[Records from a collection of figures]
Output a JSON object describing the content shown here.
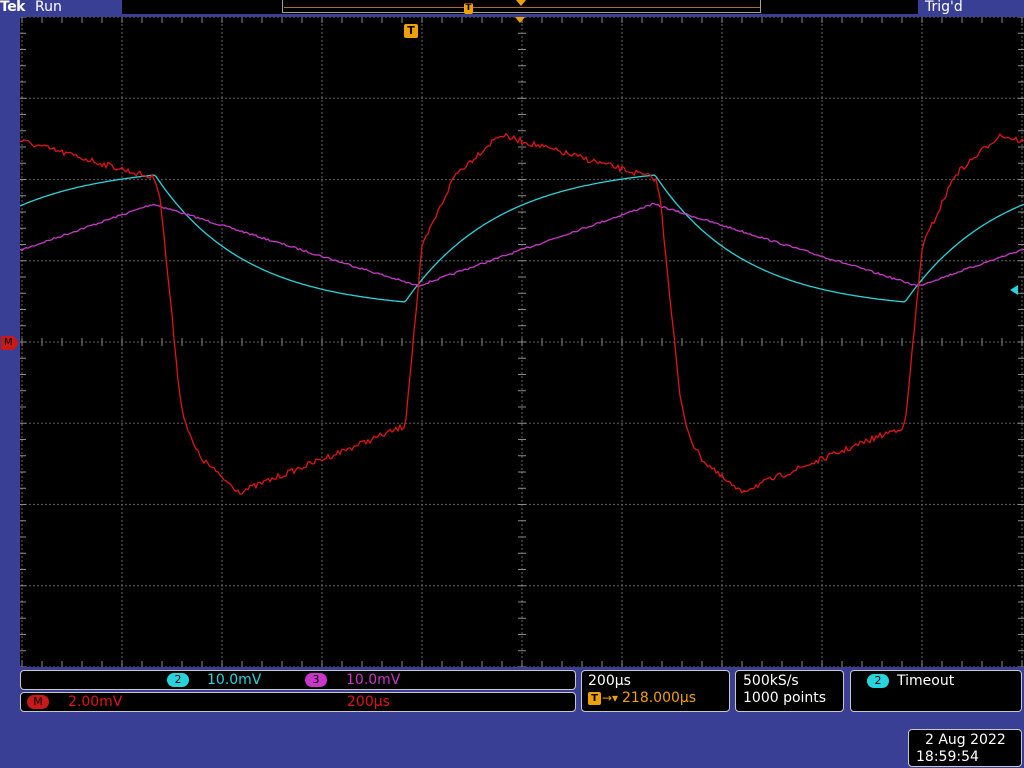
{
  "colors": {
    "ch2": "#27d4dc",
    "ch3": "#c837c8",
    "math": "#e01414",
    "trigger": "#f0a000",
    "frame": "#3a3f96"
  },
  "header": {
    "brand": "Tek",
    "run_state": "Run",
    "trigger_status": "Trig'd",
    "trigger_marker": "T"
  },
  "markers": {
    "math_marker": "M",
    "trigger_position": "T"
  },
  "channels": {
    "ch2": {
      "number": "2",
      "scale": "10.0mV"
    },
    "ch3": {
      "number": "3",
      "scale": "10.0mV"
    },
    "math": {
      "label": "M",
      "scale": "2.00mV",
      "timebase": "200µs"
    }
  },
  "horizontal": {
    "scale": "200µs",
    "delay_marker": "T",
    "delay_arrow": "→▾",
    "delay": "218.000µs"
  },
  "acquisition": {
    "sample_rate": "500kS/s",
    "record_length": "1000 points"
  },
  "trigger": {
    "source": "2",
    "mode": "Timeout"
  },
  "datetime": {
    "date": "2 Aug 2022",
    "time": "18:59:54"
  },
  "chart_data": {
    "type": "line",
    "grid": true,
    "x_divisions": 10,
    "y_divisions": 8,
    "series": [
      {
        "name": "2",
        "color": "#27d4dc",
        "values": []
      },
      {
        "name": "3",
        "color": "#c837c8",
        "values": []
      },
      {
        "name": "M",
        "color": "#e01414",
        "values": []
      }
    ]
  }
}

The exercise ▸ The records above are to be restated exactly, without their pictures.

Correct response ▸
Output a JSON object describing the content shown here.
{
  "colors": {
    "ch2": "#27d4dc",
    "ch3": "#c837c8",
    "math": "#e01414",
    "trigger": "#f0a000",
    "frame": "#3a3f96"
  },
  "header": {
    "brand": "Tek",
    "run_state": "Run",
    "trigger_status": "Trig'd",
    "trigger_marker": "T"
  },
  "markers": {
    "math_marker": "M",
    "trigger_position": "T"
  },
  "channels": {
    "ch2": {
      "number": "2",
      "scale": "10.0mV"
    },
    "ch3": {
      "number": "3",
      "scale": "10.0mV"
    },
    "math": {
      "label": "M",
      "scale": "2.00mV",
      "timebase": "200µs"
    }
  },
  "horizontal": {
    "scale": "200µs",
    "delay_marker": "T",
    "delay_arrow": "→▾",
    "delay": "218.000µs"
  },
  "acquisition": {
    "sample_rate": "500kS/s",
    "record_length": "1000 points"
  },
  "trigger": {
    "source": "2",
    "mode": "Timeout"
  },
  "datetime": {
    "date": "2 Aug 2022",
    "time": "18:59:54"
  },
  "chart_data": {
    "type": "line",
    "grid": true,
    "x_divisions": 10,
    "y_divisions": 8,
    "series": [
      {
        "name": "2",
        "color": "#27d4dc",
        "values": []
      },
      {
        "name": "3",
        "color": "#c837c8",
        "values": []
      },
      {
        "name": "M",
        "color": "#e01414",
        "values": []
      }
    ]
  }
}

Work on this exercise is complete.